— start of SUPPLIED ENTRIES —

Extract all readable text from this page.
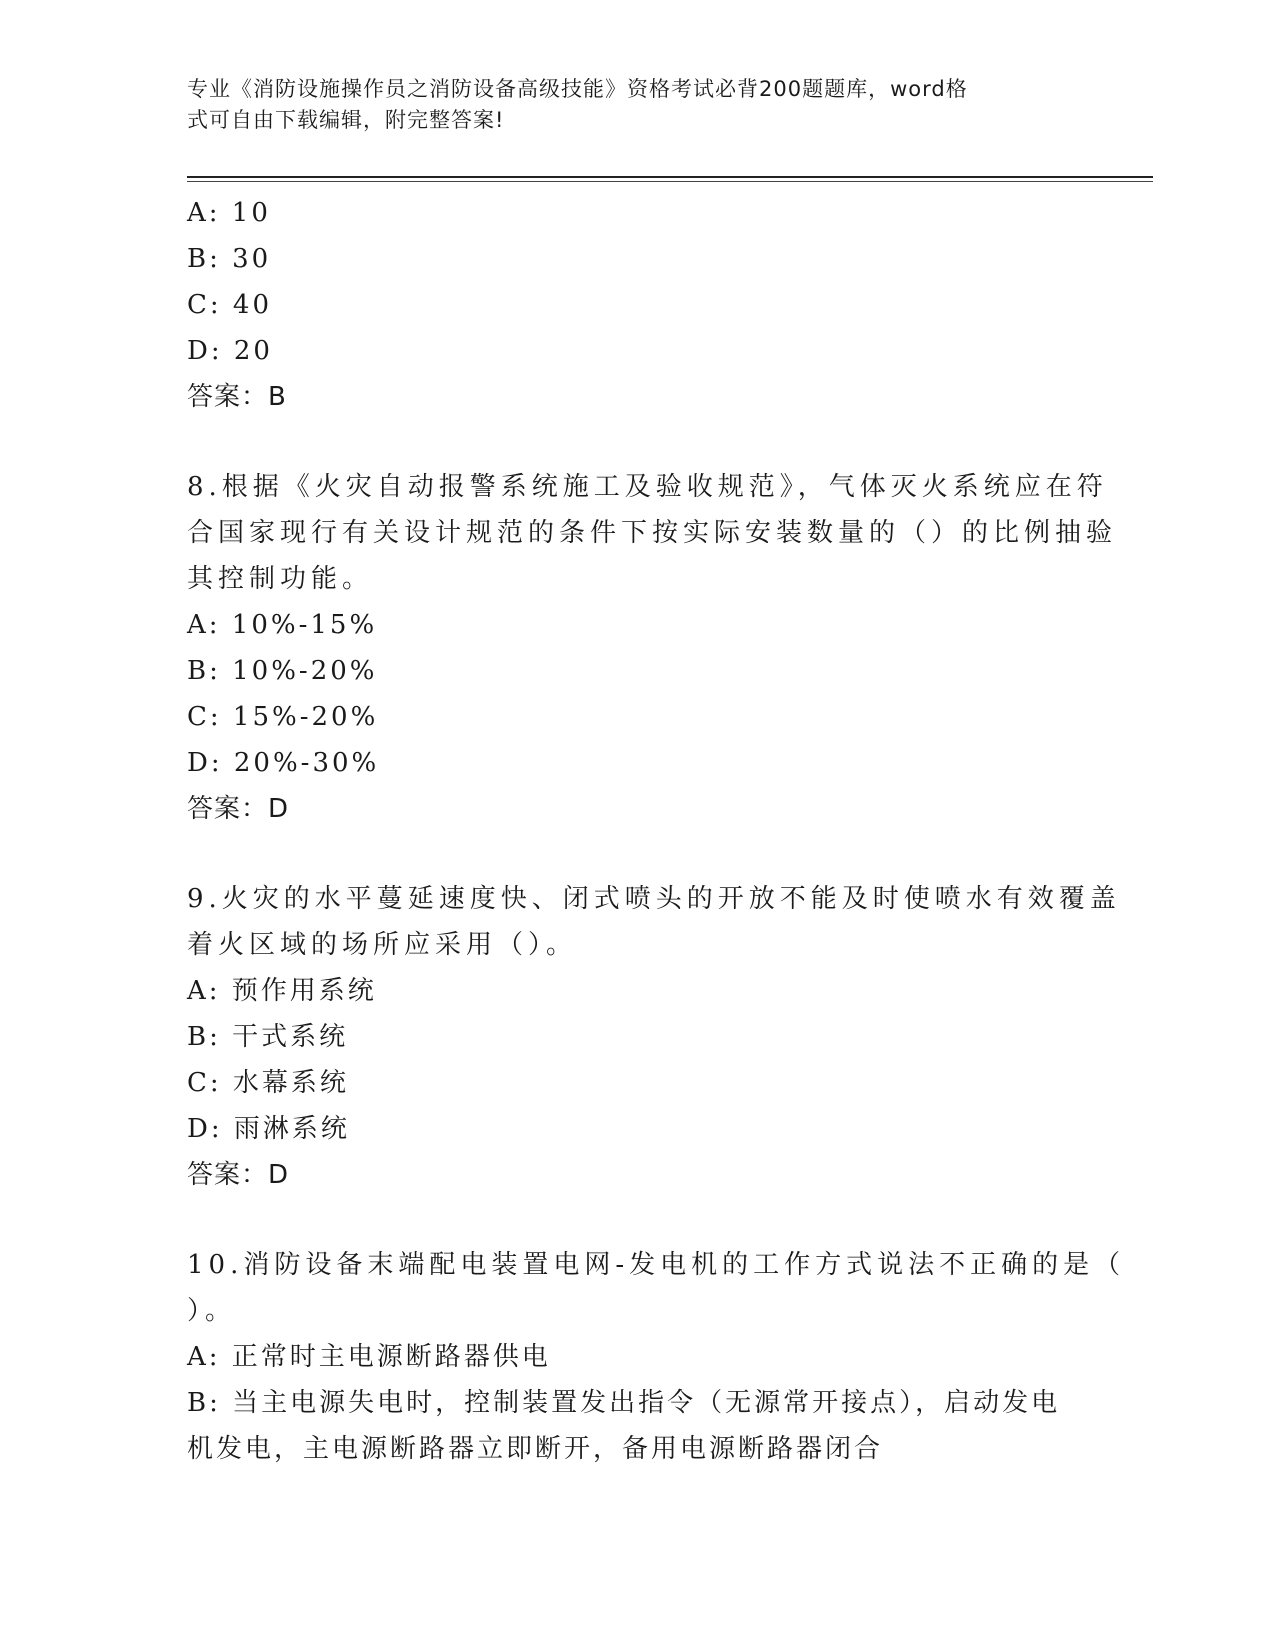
专业《消防设施操作员之消防设备高级技能》资格考试必背200题题库，word格
式可自由下载编辑，附完整答案!
A: 10
B: 30
C: 40
D: 20
答案：B
8.根据《火灾自动报警系统施工及验收规范》，气体灭火系统应在符
合国家现行有关设计规范的条件下按实际安装数量的（）的比例抽验
其控制功能。
A: 10%-15%
B: 10%-20%
C: 15%-20%
D: 20%-30%
答案：D
9.火灾的水平蔓延速度快、闭式喷头的开放不能及时使喷水有效覆盖
着火区域的场所应采用（）。
A: 预作用系统
B: 干式系统
C: 水幕系统
D: 雨淋系统
答案：D
10.消防设备末端配电装置电网-发电机的工作方式说法不正确的是（
）。
A: 正常时主电源断路器供电
B: 当主电源失电时，控制装置发出指令（无源常开接点），启动发电
机发电，主电源断路器立即断开，备用电源断路器闭合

— end of SUPPLIED ENTRIES —

Copy all the entries word for word. Omit any pictures.

RIGHT ANSWER:
Extract all readable text from this page.
专业《消防设施操作员之消防设备高级技能》资格考试必背200题题库，word格
式可自由下载编辑，附完整答案!
A: 10
B: 30
C: 40
D: 20
答案：B
8.根据《火灾自动报警系统施工及验收规范》，气体灭火系统应在符
合国家现行有关设计规范的条件下按实际安装数量的（）的比例抽验
其控制功能。
A: 10%-15%
B: 10%-20%
C: 15%-20%
D: 20%-30%
答案：D
9.火灾的水平蔓延速度快、闭式喷头的开放不能及时使喷水有效覆盖
着火区域的场所应采用（）。
A: 预作用系统
B: 干式系统
C: 水幕系统
D: 雨淋系统
答案：D
10.消防设备末端配电装置电网-发电机的工作方式说法不正确的是（
）。
A: 正常时主电源断路器供电
B: 当主电源失电时，控制装置发出指令（无源常开接点），启动发电
机发电，主电源断路器立即断开，备用电源断路器闭合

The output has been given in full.